begin Listed entries
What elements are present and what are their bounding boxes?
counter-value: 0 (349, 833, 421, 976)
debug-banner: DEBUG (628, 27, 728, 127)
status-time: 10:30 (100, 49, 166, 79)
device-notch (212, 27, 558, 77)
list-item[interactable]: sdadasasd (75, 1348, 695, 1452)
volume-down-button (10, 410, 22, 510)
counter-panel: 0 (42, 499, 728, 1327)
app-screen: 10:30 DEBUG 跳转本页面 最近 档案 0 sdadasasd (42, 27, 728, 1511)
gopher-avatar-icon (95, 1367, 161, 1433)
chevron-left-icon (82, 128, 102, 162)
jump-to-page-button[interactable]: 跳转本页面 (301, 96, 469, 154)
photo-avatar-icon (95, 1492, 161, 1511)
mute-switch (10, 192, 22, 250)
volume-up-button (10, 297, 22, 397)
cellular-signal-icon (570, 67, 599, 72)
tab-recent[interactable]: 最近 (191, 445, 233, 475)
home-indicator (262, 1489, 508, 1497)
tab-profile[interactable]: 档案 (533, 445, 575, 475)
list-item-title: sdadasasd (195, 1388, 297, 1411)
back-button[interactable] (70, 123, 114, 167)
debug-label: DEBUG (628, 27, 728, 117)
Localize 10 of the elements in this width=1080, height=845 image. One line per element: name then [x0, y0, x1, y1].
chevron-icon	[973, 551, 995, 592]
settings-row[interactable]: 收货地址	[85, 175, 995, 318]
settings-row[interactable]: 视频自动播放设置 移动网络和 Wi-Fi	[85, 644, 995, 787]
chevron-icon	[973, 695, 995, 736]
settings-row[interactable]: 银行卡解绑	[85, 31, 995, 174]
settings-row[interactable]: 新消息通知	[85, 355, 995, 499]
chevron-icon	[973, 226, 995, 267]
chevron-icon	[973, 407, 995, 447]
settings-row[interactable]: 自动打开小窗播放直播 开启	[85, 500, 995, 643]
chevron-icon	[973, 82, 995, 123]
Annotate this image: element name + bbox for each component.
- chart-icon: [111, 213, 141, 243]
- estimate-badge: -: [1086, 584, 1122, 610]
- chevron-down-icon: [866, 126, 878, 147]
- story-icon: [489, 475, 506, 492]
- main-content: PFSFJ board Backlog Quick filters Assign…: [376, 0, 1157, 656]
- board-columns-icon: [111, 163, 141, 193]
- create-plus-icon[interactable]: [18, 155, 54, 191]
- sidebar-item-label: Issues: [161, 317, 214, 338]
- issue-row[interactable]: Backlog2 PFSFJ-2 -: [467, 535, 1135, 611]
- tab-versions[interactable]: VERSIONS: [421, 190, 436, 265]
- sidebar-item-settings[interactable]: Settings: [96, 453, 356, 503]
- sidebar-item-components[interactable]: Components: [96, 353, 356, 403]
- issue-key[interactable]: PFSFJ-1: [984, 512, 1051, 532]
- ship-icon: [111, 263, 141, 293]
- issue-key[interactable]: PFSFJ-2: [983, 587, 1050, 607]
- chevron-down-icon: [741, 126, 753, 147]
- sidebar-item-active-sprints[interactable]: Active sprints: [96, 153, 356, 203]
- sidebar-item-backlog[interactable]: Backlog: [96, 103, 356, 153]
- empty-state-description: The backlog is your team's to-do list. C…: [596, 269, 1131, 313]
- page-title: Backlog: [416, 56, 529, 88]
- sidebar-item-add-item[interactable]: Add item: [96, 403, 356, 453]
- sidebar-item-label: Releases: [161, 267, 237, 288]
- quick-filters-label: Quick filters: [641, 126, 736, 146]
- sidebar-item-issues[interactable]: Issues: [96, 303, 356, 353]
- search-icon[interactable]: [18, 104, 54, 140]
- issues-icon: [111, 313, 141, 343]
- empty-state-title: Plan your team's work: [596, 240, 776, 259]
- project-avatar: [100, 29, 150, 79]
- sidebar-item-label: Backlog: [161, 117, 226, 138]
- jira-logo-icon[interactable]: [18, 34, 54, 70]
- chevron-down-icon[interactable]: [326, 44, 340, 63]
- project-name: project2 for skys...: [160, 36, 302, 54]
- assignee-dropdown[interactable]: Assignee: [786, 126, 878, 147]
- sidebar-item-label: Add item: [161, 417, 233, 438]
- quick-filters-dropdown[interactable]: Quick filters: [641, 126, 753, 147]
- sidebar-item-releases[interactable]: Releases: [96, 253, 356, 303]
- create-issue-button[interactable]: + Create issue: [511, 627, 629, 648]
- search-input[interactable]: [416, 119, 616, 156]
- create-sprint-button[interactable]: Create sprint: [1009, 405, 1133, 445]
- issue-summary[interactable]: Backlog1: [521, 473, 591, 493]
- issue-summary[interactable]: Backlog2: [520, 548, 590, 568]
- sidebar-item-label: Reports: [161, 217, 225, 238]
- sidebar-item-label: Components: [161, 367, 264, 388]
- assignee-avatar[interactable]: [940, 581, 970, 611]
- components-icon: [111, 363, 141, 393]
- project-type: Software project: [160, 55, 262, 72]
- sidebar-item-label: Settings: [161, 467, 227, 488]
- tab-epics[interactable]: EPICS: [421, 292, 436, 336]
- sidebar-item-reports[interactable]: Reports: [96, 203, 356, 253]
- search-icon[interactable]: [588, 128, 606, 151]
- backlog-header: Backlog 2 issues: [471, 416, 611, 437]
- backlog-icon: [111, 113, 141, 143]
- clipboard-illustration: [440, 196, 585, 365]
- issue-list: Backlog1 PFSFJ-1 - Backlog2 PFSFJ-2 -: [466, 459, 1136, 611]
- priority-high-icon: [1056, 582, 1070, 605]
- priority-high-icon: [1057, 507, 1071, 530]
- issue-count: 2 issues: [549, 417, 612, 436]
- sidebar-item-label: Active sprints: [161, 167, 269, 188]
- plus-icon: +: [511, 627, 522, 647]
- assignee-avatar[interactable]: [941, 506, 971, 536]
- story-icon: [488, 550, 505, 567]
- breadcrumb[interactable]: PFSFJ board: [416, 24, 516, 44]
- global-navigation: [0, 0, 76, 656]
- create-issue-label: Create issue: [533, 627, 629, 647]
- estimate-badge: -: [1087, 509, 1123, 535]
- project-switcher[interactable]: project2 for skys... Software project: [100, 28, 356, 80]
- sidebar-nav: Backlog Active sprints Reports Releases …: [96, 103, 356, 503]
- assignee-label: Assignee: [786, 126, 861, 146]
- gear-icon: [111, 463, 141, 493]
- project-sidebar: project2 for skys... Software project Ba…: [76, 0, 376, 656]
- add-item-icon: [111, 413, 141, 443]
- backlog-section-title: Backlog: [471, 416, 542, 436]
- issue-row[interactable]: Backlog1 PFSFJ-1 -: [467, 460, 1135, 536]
end Listed entries
Reproduce all of the material above line for line, without altering any character.

Exercise response:
What elements are present and what are their bounding boxes?
counter-value: 0 (349, 833, 421, 976)
debug-banner: DEBUG (628, 27, 728, 127)
status-time: 10:30 (100, 49, 166, 79)
device-notch (212, 27, 558, 77)
list-item[interactable]: sdadasasd (75, 1348, 695, 1452)
volume-down-button (10, 410, 22, 510)
counter-panel: 0 (42, 499, 728, 1327)
app-screen: 10:30 DEBUG 跳转本页面 最近 档案 0 sdadasasd (42, 27, 728, 1511)
gopher-avatar-icon (95, 1367, 161, 1433)
chevron-left-icon (82, 128, 102, 162)
jump-to-page-button[interactable]: 跳转本页面 (301, 96, 469, 154)
photo-avatar-icon (95, 1492, 161, 1511)
mute-switch (10, 192, 22, 250)
volume-up-button (10, 297, 22, 397)
cellular-signal-icon (570, 67, 599, 72)
tab-recent[interactable]: 最近 (191, 445, 233, 475)
home-indicator (262, 1489, 508, 1497)
tab-profile[interactable]: 档案 (533, 445, 575, 475)
list-item-title: sdadasasd (195, 1388, 297, 1411)
back-button[interactable] (70, 123, 114, 167)
debug-label: DEBUG (628, 27, 728, 117)
Localize 10 of the elements in this width=1080, height=845 image. One line per element: name then [x0, y0, x1, y1].
chevron-icon	[973, 551, 995, 592]
settings-row[interactable]: 收货地址	[85, 175, 995, 318]
settings-row[interactable]: 视频自动播放设置 移动网络和 Wi-Fi	[85, 644, 995, 787]
chevron-icon	[973, 695, 995, 736]
settings-row[interactable]: 银行卡解绑	[85, 31, 995, 174]
settings-row[interactable]: 新消息通知	[85, 355, 995, 499]
chevron-icon	[973, 226, 995, 267]
chevron-icon	[973, 407, 995, 447]
settings-row[interactable]: 自动打开小窗播放直播 开启	[85, 500, 995, 643]
chevron-icon	[973, 82, 995, 123]
Annotate this image: element name + bbox for each component.
- chart-icon: [111, 213, 141, 243]
- estimate-badge: -: [1086, 584, 1122, 610]
- chevron-down-icon: [866, 126, 878, 147]
- story-icon: [489, 475, 506, 492]
- main-content: PFSFJ board Backlog Quick filters Assign…: [376, 0, 1157, 656]
- board-columns-icon: [111, 163, 141, 193]
- create-plus-icon[interactable]: [18, 155, 54, 191]
- sidebar-item-label: Issues: [161, 317, 214, 338]
- issue-row[interactable]: Backlog2 PFSFJ-2 -: [467, 535, 1135, 611]
- tab-versions[interactable]: VERSIONS: [421, 190, 436, 265]
- sidebar-item-settings[interactable]: Settings: [96, 453, 356, 503]
- sidebar-item-components[interactable]: Components: [96, 353, 356, 403]
- issue-key[interactable]: PFSFJ-1: [984, 512, 1051, 532]
- ship-icon: [111, 263, 141, 293]
- issue-key[interactable]: PFSFJ-2: [983, 587, 1050, 607]
- chevron-down-icon: [741, 126, 753, 147]
- sidebar-item-active-sprints[interactable]: Active sprints: [96, 153, 356, 203]
- sidebar-item-backlog[interactable]: Backlog: [96, 103, 356, 153]
- empty-state-description: The backlog is your team's to-do list. C…: [596, 269, 1131, 313]
- page-title: Backlog: [416, 56, 529, 88]
- sidebar-item-add-item[interactable]: Add item: [96, 403, 356, 453]
- sidebar-item-label: Releases: [161, 267, 237, 288]
- quick-filters-label: Quick filters: [641, 126, 736, 146]
- sidebar-item-issues[interactable]: Issues: [96, 303, 356, 353]
- search-icon[interactable]: [18, 104, 54, 140]
- issues-icon: [111, 313, 141, 343]
- empty-state-title: Plan your team's work: [596, 240, 776, 259]
- project-avatar: [100, 29, 150, 79]
- sidebar-item-label: Backlog: [161, 117, 226, 138]
- jira-logo-icon[interactable]: [18, 34, 54, 70]
- chevron-down-icon[interactable]: [326, 44, 340, 63]
- project-name: project2 for skys...: [160, 36, 302, 54]
- assignee-dropdown[interactable]: Assignee: [786, 126, 878, 147]
- sidebar-item-label: Add item: [161, 417, 233, 438]
- quick-filters-dropdown[interactable]: Quick filters: [641, 126, 753, 147]
- sidebar-item-releases[interactable]: Releases: [96, 253, 356, 303]
- create-issue-button[interactable]: + Create issue: [511, 627, 629, 648]
- search-input[interactable]: [416, 119, 616, 156]
- create-sprint-button[interactable]: Create sprint: [1009, 405, 1133, 445]
- issue-summary[interactable]: Backlog1: [521, 473, 591, 493]
- issue-summary[interactable]: Backlog2: [520, 548, 590, 568]
- sidebar-item-label: Reports: [161, 217, 225, 238]
- sidebar-item-label: Components: [161, 367, 264, 388]
- assignee-avatar[interactable]: [940, 581, 970, 611]
- components-icon: [111, 363, 141, 393]
- project-type: Software project: [160, 55, 262, 72]
- sidebar-item-label: Settings: [161, 467, 227, 488]
- tab-epics[interactable]: EPICS: [421, 292, 436, 336]
- sidebar-item-reports[interactable]: Reports: [96, 203, 356, 253]
- search-icon[interactable]: [588, 128, 606, 151]
- backlog-header: Backlog 2 issues: [471, 416, 611, 437]
- backlog-icon: [111, 113, 141, 143]
- clipboard-illustration: [440, 196, 585, 365]
- issue-list: Backlog1 PFSFJ-1 - Backlog2 PFSFJ-2 -: [466, 459, 1136, 611]
- priority-high-icon: [1056, 582, 1070, 605]
- priority-high-icon: [1057, 507, 1071, 530]
- issue-count: 2 issues: [549, 417, 612, 436]
- sidebar-item-label: Active sprints: [161, 167, 269, 188]
- plus-icon: +: [511, 627, 522, 647]
- assignee-avatar[interactable]: [941, 506, 971, 536]
- story-icon: [488, 550, 505, 567]
- breadcrumb[interactable]: PFSFJ board: [416, 24, 516, 44]
- global-navigation: [0, 0, 76, 656]
- create-issue-label: Create issue: [533, 627, 629, 647]
- estimate-badge: -: [1087, 509, 1123, 535]
- project-switcher[interactable]: project2 for skys... Software project: [100, 28, 356, 80]
- sidebar-nav: Backlog Active sprints Reports Releases …: [96, 103, 356, 503]
- assignee-label: Assignee: [786, 126, 861, 146]
- gear-icon: [111, 463, 141, 493]
- project-sidebar: project2 for skys... Software project Ba…: [76, 0, 376, 656]
- add-item-icon: [111, 413, 141, 443]
- backlog-section-title: Backlog: [471, 416, 542, 436]
- issue-row[interactable]: Backlog1 PFSFJ-1 -: [467, 460, 1135, 536]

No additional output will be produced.